# Data to use
•••
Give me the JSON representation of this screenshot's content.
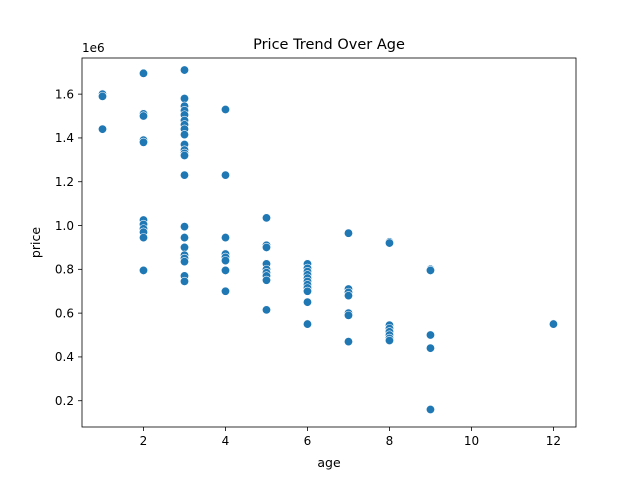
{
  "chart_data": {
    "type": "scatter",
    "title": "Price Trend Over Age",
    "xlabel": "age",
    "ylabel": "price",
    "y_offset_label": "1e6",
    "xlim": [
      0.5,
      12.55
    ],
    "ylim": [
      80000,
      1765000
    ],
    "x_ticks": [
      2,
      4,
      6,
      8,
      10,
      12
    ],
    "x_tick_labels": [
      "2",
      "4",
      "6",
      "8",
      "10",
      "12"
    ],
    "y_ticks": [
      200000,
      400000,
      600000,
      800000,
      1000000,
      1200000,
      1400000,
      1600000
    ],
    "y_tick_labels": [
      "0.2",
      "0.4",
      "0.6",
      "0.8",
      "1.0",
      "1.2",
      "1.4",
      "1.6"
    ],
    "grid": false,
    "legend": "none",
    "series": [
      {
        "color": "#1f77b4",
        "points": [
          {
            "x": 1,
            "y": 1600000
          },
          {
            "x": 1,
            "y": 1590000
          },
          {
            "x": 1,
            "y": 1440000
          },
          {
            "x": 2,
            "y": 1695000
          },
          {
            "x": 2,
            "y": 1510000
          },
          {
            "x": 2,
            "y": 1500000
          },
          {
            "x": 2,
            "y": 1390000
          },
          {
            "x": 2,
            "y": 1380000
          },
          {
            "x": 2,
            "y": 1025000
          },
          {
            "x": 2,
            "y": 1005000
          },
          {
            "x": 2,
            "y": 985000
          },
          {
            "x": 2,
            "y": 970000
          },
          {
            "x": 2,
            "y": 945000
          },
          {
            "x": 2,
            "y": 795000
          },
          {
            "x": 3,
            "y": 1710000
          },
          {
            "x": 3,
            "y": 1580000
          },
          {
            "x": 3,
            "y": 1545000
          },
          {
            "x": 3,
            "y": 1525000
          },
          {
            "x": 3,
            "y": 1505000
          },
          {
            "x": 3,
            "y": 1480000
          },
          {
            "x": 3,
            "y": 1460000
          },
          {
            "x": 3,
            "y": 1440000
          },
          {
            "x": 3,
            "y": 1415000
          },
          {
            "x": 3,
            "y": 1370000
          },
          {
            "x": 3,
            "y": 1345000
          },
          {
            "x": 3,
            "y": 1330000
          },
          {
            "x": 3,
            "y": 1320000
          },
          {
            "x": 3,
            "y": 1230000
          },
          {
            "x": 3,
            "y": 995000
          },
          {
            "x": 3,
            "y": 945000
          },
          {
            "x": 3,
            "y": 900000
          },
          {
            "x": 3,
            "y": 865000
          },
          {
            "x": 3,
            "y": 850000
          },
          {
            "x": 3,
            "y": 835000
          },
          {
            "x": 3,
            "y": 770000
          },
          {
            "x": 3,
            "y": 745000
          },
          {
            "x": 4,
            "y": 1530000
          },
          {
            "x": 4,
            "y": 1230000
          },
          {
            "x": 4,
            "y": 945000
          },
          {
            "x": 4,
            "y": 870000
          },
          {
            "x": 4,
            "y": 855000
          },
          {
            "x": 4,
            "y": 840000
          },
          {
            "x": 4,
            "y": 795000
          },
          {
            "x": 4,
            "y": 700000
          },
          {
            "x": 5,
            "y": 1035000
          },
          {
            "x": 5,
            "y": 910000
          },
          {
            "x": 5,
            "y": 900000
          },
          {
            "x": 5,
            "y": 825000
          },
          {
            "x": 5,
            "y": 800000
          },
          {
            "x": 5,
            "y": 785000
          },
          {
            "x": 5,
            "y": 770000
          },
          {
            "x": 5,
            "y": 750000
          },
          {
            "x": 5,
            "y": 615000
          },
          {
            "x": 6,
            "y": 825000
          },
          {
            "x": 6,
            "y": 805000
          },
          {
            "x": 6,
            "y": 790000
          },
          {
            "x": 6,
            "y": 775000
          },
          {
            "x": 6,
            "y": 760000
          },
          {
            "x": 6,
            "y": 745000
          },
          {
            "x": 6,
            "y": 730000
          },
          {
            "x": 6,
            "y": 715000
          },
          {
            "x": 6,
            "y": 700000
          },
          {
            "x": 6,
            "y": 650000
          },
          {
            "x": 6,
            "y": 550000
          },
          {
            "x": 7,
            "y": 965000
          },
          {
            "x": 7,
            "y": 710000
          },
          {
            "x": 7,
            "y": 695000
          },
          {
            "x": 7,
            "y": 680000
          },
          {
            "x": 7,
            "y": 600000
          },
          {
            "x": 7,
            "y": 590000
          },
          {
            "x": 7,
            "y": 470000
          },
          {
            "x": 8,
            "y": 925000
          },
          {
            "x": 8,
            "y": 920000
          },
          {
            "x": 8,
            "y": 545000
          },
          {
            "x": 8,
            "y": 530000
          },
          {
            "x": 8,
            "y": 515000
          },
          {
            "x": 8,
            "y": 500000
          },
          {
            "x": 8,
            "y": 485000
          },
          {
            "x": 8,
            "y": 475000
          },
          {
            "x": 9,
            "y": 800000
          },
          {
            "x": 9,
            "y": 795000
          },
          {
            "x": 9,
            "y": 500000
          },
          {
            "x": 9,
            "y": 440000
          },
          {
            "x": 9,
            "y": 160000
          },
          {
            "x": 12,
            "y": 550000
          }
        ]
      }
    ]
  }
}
•••
# Directions for this task
Copy out every line of the material above exactly, skipping the pictures.

# Final result
Give me the JSON representation of this screenshot's content.
{
  "chart_data": {
    "type": "scatter",
    "title": "Price Trend Over Age",
    "xlabel": "age",
    "ylabel": "price",
    "y_offset_label": "1e6",
    "xlim": [
      0.5,
      12.55
    ],
    "ylim": [
      80000,
      1765000
    ],
    "x_ticks": [
      2,
      4,
      6,
      8,
      10,
      12
    ],
    "x_tick_labels": [
      "2",
      "4",
      "6",
      "8",
      "10",
      "12"
    ],
    "y_ticks": [
      200000,
      400000,
      600000,
      800000,
      1000000,
      1200000,
      1400000,
      1600000
    ],
    "y_tick_labels": [
      "0.2",
      "0.4",
      "0.6",
      "0.8",
      "1.0",
      "1.2",
      "1.4",
      "1.6"
    ],
    "grid": false,
    "legend": "none",
    "series": [
      {
        "color": "#1f77b4",
        "points": [
          {
            "x": 1,
            "y": 1600000
          },
          {
            "x": 1,
            "y": 1590000
          },
          {
            "x": 1,
            "y": 1440000
          },
          {
            "x": 2,
            "y": 1695000
          },
          {
            "x": 2,
            "y": 1510000
          },
          {
            "x": 2,
            "y": 1500000
          },
          {
            "x": 2,
            "y": 1390000
          },
          {
            "x": 2,
            "y": 1380000
          },
          {
            "x": 2,
            "y": 1025000
          },
          {
            "x": 2,
            "y": 1005000
          },
          {
            "x": 2,
            "y": 985000
          },
          {
            "x": 2,
            "y": 970000
          },
          {
            "x": 2,
            "y": 945000
          },
          {
            "x": 2,
            "y": 795000
          },
          {
            "x": 3,
            "y": 1710000
          },
          {
            "x": 3,
            "y": 1580000
          },
          {
            "x": 3,
            "y": 1545000
          },
          {
            "x": 3,
            "y": 1525000
          },
          {
            "x": 3,
            "y": 1505000
          },
          {
            "x": 3,
            "y": 1480000
          },
          {
            "x": 3,
            "y": 1460000
          },
          {
            "x": 3,
            "y": 1440000
          },
          {
            "x": 3,
            "y": 1415000
          },
          {
            "x": 3,
            "y": 1370000
          },
          {
            "x": 3,
            "y": 1345000
          },
          {
            "x": 3,
            "y": 1330000
          },
          {
            "x": 3,
            "y": 1320000
          },
          {
            "x": 3,
            "y": 1230000
          },
          {
            "x": 3,
            "y": 995000
          },
          {
            "x": 3,
            "y": 945000
          },
          {
            "x": 3,
            "y": 900000
          },
          {
            "x": 3,
            "y": 865000
          },
          {
            "x": 3,
            "y": 850000
          },
          {
            "x": 3,
            "y": 835000
          },
          {
            "x": 3,
            "y": 770000
          },
          {
            "x": 3,
            "y": 745000
          },
          {
            "x": 4,
            "y": 1530000
          },
          {
            "x": 4,
            "y": 1230000
          },
          {
            "x": 4,
            "y": 945000
          },
          {
            "x": 4,
            "y": 870000
          },
          {
            "x": 4,
            "y": 855000
          },
          {
            "x": 4,
            "y": 840000
          },
          {
            "x": 4,
            "y": 795000
          },
          {
            "x": 4,
            "y": 700000
          },
          {
            "x": 5,
            "y": 1035000
          },
          {
            "x": 5,
            "y": 910000
          },
          {
            "x": 5,
            "y": 900000
          },
          {
            "x": 5,
            "y": 825000
          },
          {
            "x": 5,
            "y": 800000
          },
          {
            "x": 5,
            "y": 785000
          },
          {
            "x": 5,
            "y": 770000
          },
          {
            "x": 5,
            "y": 750000
          },
          {
            "x": 5,
            "y": 615000
          },
          {
            "x": 6,
            "y": 825000
          },
          {
            "x": 6,
            "y": 805000
          },
          {
            "x": 6,
            "y": 790000
          },
          {
            "x": 6,
            "y": 775000
          },
          {
            "x": 6,
            "y": 760000
          },
          {
            "x": 6,
            "y": 745000
          },
          {
            "x": 6,
            "y": 730000
          },
          {
            "x": 6,
            "y": 715000
          },
          {
            "x": 6,
            "y": 700000
          },
          {
            "x": 6,
            "y": 650000
          },
          {
            "x": 6,
            "y": 550000
          },
          {
            "x": 7,
            "y": 965000
          },
          {
            "x": 7,
            "y": 710000
          },
          {
            "x": 7,
            "y": 695000
          },
          {
            "x": 7,
            "y": 680000
          },
          {
            "x": 7,
            "y": 600000
          },
          {
            "x": 7,
            "y": 590000
          },
          {
            "x": 7,
            "y": 470000
          },
          {
            "x": 8,
            "y": 925000
          },
          {
            "x": 8,
            "y": 920000
          },
          {
            "x": 8,
            "y": 545000
          },
          {
            "x": 8,
            "y": 530000
          },
          {
            "x": 8,
            "y": 515000
          },
          {
            "x": 8,
            "y": 500000
          },
          {
            "x": 8,
            "y": 485000
          },
          {
            "x": 8,
            "y": 475000
          },
          {
            "x": 9,
            "y": 800000
          },
          {
            "x": 9,
            "y": 795000
          },
          {
            "x": 9,
            "y": 500000
          },
          {
            "x": 9,
            "y": 440000
          },
          {
            "x": 9,
            "y": 160000
          },
          {
            "x": 12,
            "y": 550000
          }
        ]
      }
    ]
  }
}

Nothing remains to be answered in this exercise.